» PROVIDED RECORDS
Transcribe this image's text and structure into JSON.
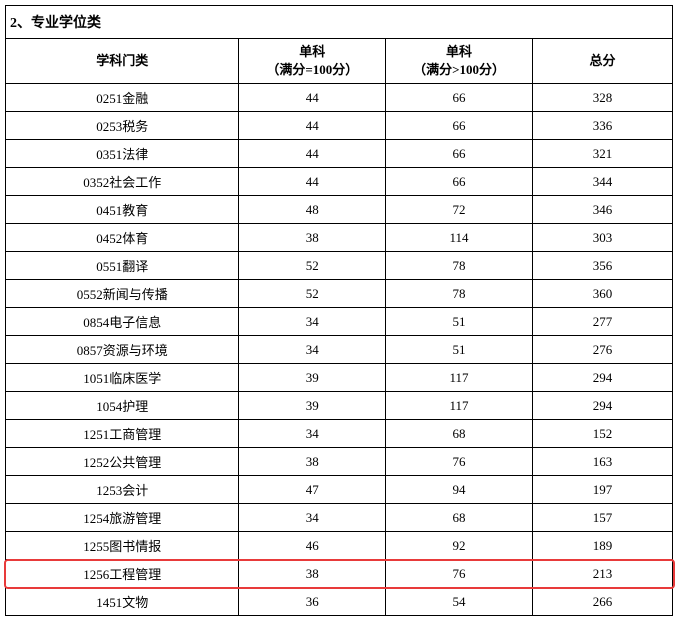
{
  "section_title": "2、专业学位类",
  "headers": {
    "subject": "学科门类",
    "score1_l1": "单科",
    "score1_l2": "（满分=100分）",
    "score2_l1": "单科",
    "score2_l2": "（满分>100分）",
    "total": "总分"
  },
  "rows": [
    {
      "subject": "0251金融",
      "s1": "44",
      "s2": "66",
      "total": "328",
      "hl": false
    },
    {
      "subject": "0253税务",
      "s1": "44",
      "s2": "66",
      "total": "336",
      "hl": false
    },
    {
      "subject": "0351法律",
      "s1": "44",
      "s2": "66",
      "total": "321",
      "hl": false
    },
    {
      "subject": "0352社会工作",
      "s1": "44",
      "s2": "66",
      "total": "344",
      "hl": false
    },
    {
      "subject": "0451教育",
      "s1": "48",
      "s2": "72",
      "total": "346",
      "hl": false
    },
    {
      "subject": "0452体育",
      "s1": "38",
      "s2": "114",
      "total": "303",
      "hl": false
    },
    {
      "subject": "0551翻译",
      "s1": "52",
      "s2": "78",
      "total": "356",
      "hl": false
    },
    {
      "subject": "0552新闻与传播",
      "s1": "52",
      "s2": "78",
      "total": "360",
      "hl": false
    },
    {
      "subject": "0854电子信息",
      "s1": "34",
      "s2": "51",
      "total": "277",
      "hl": false
    },
    {
      "subject": "0857资源与环境",
      "s1": "34",
      "s2": "51",
      "total": "276",
      "hl": false
    },
    {
      "subject": "1051临床医学",
      "s1": "39",
      "s2": "117",
      "total": "294",
      "hl": false
    },
    {
      "subject": "1054护理",
      "s1": "39",
      "s2": "117",
      "total": "294",
      "hl": false
    },
    {
      "subject": "1251工商管理",
      "s1": "34",
      "s2": "68",
      "total": "152",
      "hl": false
    },
    {
      "subject": "1252公共管理",
      "s1": "38",
      "s2": "76",
      "total": "163",
      "hl": false
    },
    {
      "subject": "1253会计",
      "s1": "47",
      "s2": "94",
      "total": "197",
      "hl": false
    },
    {
      "subject": "1254旅游管理",
      "s1": "34",
      "s2": "68",
      "total": "157",
      "hl": false
    },
    {
      "subject": "1255图书情报",
      "s1": "46",
      "s2": "92",
      "total": "189",
      "hl": false
    },
    {
      "subject": "1256工程管理",
      "s1": "38",
      "s2": "76",
      "total": "213",
      "hl": true
    },
    {
      "subject": "1451文物",
      "s1": "36",
      "s2": "54",
      "total": "266",
      "hl": false
    }
  ],
  "highlight_color": "#e83a3a"
}
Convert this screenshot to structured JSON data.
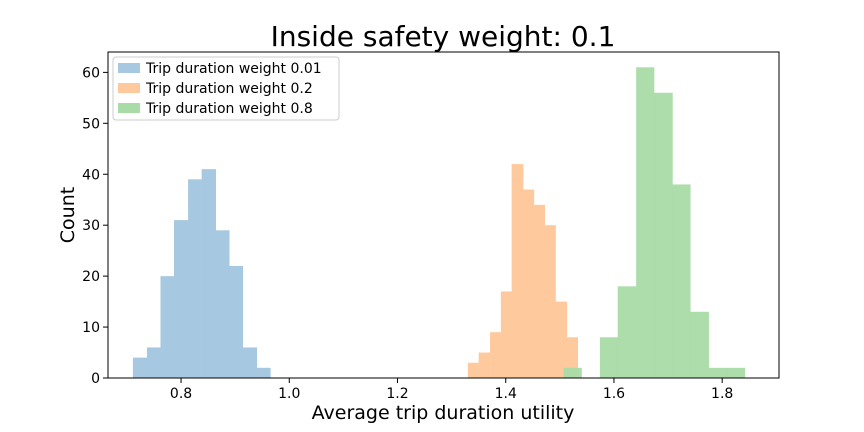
{
  "chart_data": {
    "type": "histogram",
    "title": "Inside safety weight: 0.1",
    "xlabel": "Average trip duration utility",
    "ylabel": "Count",
    "xlim": [
      0.665,
      1.905
    ],
    "ylim": [
      0,
      64
    ],
    "xticks": [
      0.8,
      1.0,
      1.2,
      1.4,
      1.6,
      1.8
    ],
    "xtick_labels": [
      "0.8",
      "1.0",
      "1.2",
      "1.4",
      "1.6",
      "1.8"
    ],
    "yticks": [
      0,
      10,
      20,
      30,
      40,
      50,
      60
    ],
    "ytick_labels": [
      "0",
      "10",
      "20",
      "30",
      "40",
      "50",
      "60"
    ],
    "grid": false,
    "legend_position": "top-left",
    "series": [
      {
        "name": "Trip duration weight 0.01",
        "color": "#a6c8e0",
        "bins": [
          {
            "x0": 0.711,
            "x1": 0.737,
            "count": 4
          },
          {
            "x0": 0.737,
            "x1": 0.762,
            "count": 6
          },
          {
            "x0": 0.762,
            "x1": 0.787,
            "count": 20
          },
          {
            "x0": 0.787,
            "x1": 0.813,
            "count": 31
          },
          {
            "x0": 0.813,
            "x1": 0.838,
            "count": 39
          },
          {
            "x0": 0.838,
            "x1": 0.864,
            "count": 41
          },
          {
            "x0": 0.864,
            "x1": 0.889,
            "count": 29
          },
          {
            "x0": 0.889,
            "x1": 0.914,
            "count": 22
          },
          {
            "x0": 0.914,
            "x1": 0.94,
            "count": 6
          },
          {
            "x0": 0.94,
            "x1": 0.965,
            "count": 2
          }
        ]
      },
      {
        "name": "Trip duration weight 0.2",
        "color": "#ffc99e",
        "bins": [
          {
            "x0": 1.33,
            "x1": 1.35,
            "count": 3
          },
          {
            "x0": 1.35,
            "x1": 1.371,
            "count": 5
          },
          {
            "x0": 1.371,
            "x1": 1.391,
            "count": 9
          },
          {
            "x0": 1.391,
            "x1": 1.411,
            "count": 17
          },
          {
            "x0": 1.411,
            "x1": 1.432,
            "count": 42
          },
          {
            "x0": 1.432,
            "x1": 1.452,
            "count": 37
          },
          {
            "x0": 1.452,
            "x1": 1.472,
            "count": 34
          },
          {
            "x0": 1.472,
            "x1": 1.492,
            "count": 30
          },
          {
            "x0": 1.492,
            "x1": 1.513,
            "count": 15
          },
          {
            "x0": 1.513,
            "x1": 1.533,
            "count": 8
          }
        ]
      },
      {
        "name": "Trip duration weight 0.8",
        "color": "#a9dba6",
        "bins": [
          {
            "x0": 1.507,
            "x1": 1.54,
            "count": 2
          },
          {
            "x0": 1.54,
            "x1": 1.574,
            "count": 0
          },
          {
            "x0": 1.574,
            "x1": 1.607,
            "count": 8
          },
          {
            "x0": 1.607,
            "x1": 1.641,
            "count": 18
          },
          {
            "x0": 1.641,
            "x1": 1.674,
            "count": 61
          },
          {
            "x0": 1.674,
            "x1": 1.708,
            "count": 56
          },
          {
            "x0": 1.708,
            "x1": 1.741,
            "count": 38
          },
          {
            "x0": 1.741,
            "x1": 1.775,
            "count": 13
          },
          {
            "x0": 1.775,
            "x1": 1.808,
            "count": 2
          },
          {
            "x0": 1.808,
            "x1": 1.842,
            "count": 2
          }
        ]
      }
    ]
  }
}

» PROBLEM
Copy the listing in full and without alteration, omitting every picture.

» OUTPUT BELOW
Transcribe this image's text and structure into JSON.
{
  "section_title": "2、专业学位类",
  "headers": {
    "subject": "学科门类",
    "score1_l1": "单科",
    "score1_l2": "（满分=100分）",
    "score2_l1": "单科",
    "score2_l2": "（满分>100分）",
    "total": "总分"
  },
  "rows": [
    {
      "subject": "0251金融",
      "s1": "44",
      "s2": "66",
      "total": "328",
      "hl": false
    },
    {
      "subject": "0253税务",
      "s1": "44",
      "s2": "66",
      "total": "336",
      "hl": false
    },
    {
      "subject": "0351法律",
      "s1": "44",
      "s2": "66",
      "total": "321",
      "hl": false
    },
    {
      "subject": "0352社会工作",
      "s1": "44",
      "s2": "66",
      "total": "344",
      "hl": false
    },
    {
      "subject": "0451教育",
      "s1": "48",
      "s2": "72",
      "total": "346",
      "hl": false
    },
    {
      "subject": "0452体育",
      "s1": "38",
      "s2": "114",
      "total": "303",
      "hl": false
    },
    {
      "subject": "0551翻译",
      "s1": "52",
      "s2": "78",
      "total": "356",
      "hl": false
    },
    {
      "subject": "0552新闻与传播",
      "s1": "52",
      "s2": "78",
      "total": "360",
      "hl": false
    },
    {
      "subject": "0854电子信息",
      "s1": "34",
      "s2": "51",
      "total": "277",
      "hl": false
    },
    {
      "subject": "0857资源与环境",
      "s1": "34",
      "s2": "51",
      "total": "276",
      "hl": false
    },
    {
      "subject": "1051临床医学",
      "s1": "39",
      "s2": "117",
      "total": "294",
      "hl": false
    },
    {
      "subject": "1054护理",
      "s1": "39",
      "s2": "117",
      "total": "294",
      "hl": false
    },
    {
      "subject": "1251工商管理",
      "s1": "34",
      "s2": "68",
      "total": "152",
      "hl": false
    },
    {
      "subject": "1252公共管理",
      "s1": "38",
      "s2": "76",
      "total": "163",
      "hl": false
    },
    {
      "subject": "1253会计",
      "s1": "47",
      "s2": "94",
      "total": "197",
      "hl": false
    },
    {
      "subject": "1254旅游管理",
      "s1": "34",
      "s2": "68",
      "total": "157",
      "hl": false
    },
    {
      "subject": "1255图书情报",
      "s1": "46",
      "s2": "92",
      "total": "189",
      "hl": false
    },
    {
      "subject": "1256工程管理",
      "s1": "38",
      "s2": "76",
      "total": "213",
      "hl": true
    },
    {
      "subject": "1451文物",
      "s1": "36",
      "s2": "54",
      "total": "266",
      "hl": false
    }
  ],
  "highlight_color": "#e83a3a"
}
Convert this screenshot to structured JSON data.
{
  "chart_data": {
    "type": "histogram",
    "title": "Inside safety weight: 0.1",
    "xlabel": "Average trip duration utility",
    "ylabel": "Count",
    "xlim": [
      0.665,
      1.905
    ],
    "ylim": [
      0,
      64
    ],
    "xticks": [
      0.8,
      1.0,
      1.2,
      1.4,
      1.6,
      1.8
    ],
    "xtick_labels": [
      "0.8",
      "1.0",
      "1.2",
      "1.4",
      "1.6",
      "1.8"
    ],
    "yticks": [
      0,
      10,
      20,
      30,
      40,
      50,
      60
    ],
    "ytick_labels": [
      "0",
      "10",
      "20",
      "30",
      "40",
      "50",
      "60"
    ],
    "grid": false,
    "legend_position": "top-left",
    "series": [
      {
        "name": "Trip duration weight 0.01",
        "color": "#a6c8e0",
        "bins": [
          {
            "x0": 0.711,
            "x1": 0.737,
            "count": 4
          },
          {
            "x0": 0.737,
            "x1": 0.762,
            "count": 6
          },
          {
            "x0": 0.762,
            "x1": 0.787,
            "count": 20
          },
          {
            "x0": 0.787,
            "x1": 0.813,
            "count": 31
          },
          {
            "x0": 0.813,
            "x1": 0.838,
            "count": 39
          },
          {
            "x0": 0.838,
            "x1": 0.864,
            "count": 41
          },
          {
            "x0": 0.864,
            "x1": 0.889,
            "count": 29
          },
          {
            "x0": 0.889,
            "x1": 0.914,
            "count": 22
          },
          {
            "x0": 0.914,
            "x1": 0.94,
            "count": 6
          },
          {
            "x0": 0.94,
            "x1": 0.965,
            "count": 2
          }
        ]
      },
      {
        "name": "Trip duration weight 0.2",
        "color": "#ffc99e",
        "bins": [
          {
            "x0": 1.33,
            "x1": 1.35,
            "count": 3
          },
          {
            "x0": 1.35,
            "x1": 1.371,
            "count": 5
          },
          {
            "x0": 1.371,
            "x1": 1.391,
            "count": 9
          },
          {
            "x0": 1.391,
            "x1": 1.411,
            "count": 17
          },
          {
            "x0": 1.411,
            "x1": 1.432,
            "count": 42
          },
          {
            "x0": 1.432,
            "x1": 1.452,
            "count": 37
          },
          {
            "x0": 1.452,
            "x1": 1.472,
            "count": 34
          },
          {
            "x0": 1.472,
            "x1": 1.492,
            "count": 30
          },
          {
            "x0": 1.492,
            "x1": 1.513,
            "count": 15
          },
          {
            "x0": 1.513,
            "x1": 1.533,
            "count": 8
          }
        ]
      },
      {
        "name": "Trip duration weight 0.8",
        "color": "#a9dba6",
        "bins": [
          {
            "x0": 1.507,
            "x1": 1.54,
            "count": 2
          },
          {
            "x0": 1.54,
            "x1": 1.574,
            "count": 0
          },
          {
            "x0": 1.574,
            "x1": 1.607,
            "count": 8
          },
          {
            "x0": 1.607,
            "x1": 1.641,
            "count": 18
          },
          {
            "x0": 1.641,
            "x1": 1.674,
            "count": 61
          },
          {
            "x0": 1.674,
            "x1": 1.708,
            "count": 56
          },
          {
            "x0": 1.708,
            "x1": 1.741,
            "count": 38
          },
          {
            "x0": 1.741,
            "x1": 1.775,
            "count": 13
          },
          {
            "x0": 1.775,
            "x1": 1.808,
            "count": 2
          },
          {
            "x0": 1.808,
            "x1": 1.842,
            "count": 2
          }
        ]
      }
    ]
  }
}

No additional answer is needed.